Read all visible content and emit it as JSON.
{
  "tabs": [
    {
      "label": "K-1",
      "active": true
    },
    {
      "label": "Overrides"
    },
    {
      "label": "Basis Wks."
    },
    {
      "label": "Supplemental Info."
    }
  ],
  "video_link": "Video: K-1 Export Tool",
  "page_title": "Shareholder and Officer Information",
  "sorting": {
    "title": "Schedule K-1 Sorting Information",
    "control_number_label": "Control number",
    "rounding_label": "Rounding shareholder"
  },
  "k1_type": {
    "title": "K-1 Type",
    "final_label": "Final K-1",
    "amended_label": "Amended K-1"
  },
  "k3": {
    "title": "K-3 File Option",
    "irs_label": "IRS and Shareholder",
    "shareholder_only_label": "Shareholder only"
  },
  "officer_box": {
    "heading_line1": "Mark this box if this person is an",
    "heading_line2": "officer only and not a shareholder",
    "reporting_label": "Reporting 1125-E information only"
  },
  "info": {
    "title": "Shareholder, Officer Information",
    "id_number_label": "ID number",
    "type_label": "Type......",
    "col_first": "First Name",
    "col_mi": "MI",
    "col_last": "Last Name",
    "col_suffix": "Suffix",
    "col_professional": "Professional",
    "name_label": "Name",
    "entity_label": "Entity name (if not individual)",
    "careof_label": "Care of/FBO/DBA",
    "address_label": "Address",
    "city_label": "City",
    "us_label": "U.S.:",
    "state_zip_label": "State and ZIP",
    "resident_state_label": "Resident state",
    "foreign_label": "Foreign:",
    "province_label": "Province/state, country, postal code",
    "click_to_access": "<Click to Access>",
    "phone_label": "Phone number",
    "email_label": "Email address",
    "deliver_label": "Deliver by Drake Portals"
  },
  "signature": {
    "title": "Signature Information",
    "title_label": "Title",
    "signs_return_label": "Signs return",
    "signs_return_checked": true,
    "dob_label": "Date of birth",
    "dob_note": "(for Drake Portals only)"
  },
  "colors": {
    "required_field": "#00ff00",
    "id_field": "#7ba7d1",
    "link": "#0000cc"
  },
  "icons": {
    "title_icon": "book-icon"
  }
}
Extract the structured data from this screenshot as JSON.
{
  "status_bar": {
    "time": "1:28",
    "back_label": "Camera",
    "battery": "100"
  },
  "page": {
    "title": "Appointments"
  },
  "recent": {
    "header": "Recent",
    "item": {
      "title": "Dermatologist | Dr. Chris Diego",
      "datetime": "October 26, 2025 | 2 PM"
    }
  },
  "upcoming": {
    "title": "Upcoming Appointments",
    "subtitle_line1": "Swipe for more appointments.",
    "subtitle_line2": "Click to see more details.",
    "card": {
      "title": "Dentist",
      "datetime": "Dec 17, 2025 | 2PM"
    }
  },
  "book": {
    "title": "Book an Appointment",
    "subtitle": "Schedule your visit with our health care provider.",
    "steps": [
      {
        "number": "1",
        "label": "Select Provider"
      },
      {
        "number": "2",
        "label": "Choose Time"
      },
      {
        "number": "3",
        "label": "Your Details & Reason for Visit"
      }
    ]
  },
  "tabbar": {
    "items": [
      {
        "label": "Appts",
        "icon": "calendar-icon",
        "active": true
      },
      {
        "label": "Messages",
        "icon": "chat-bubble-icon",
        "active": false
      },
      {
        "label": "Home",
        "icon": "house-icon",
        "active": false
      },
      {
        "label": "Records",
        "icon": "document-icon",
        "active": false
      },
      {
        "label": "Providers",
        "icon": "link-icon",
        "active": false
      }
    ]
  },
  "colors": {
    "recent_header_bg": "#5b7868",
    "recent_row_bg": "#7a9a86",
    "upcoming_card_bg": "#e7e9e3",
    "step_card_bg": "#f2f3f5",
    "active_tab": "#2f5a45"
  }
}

======

STATED PROBLEM - From the records given above, copy all lines containing "datetime".

RESPONSE TO THIS TASK -
      "datetime": "October 26, 2025 | 2 PM"
      "datetime": "Dec 17, 2025 | 2PM"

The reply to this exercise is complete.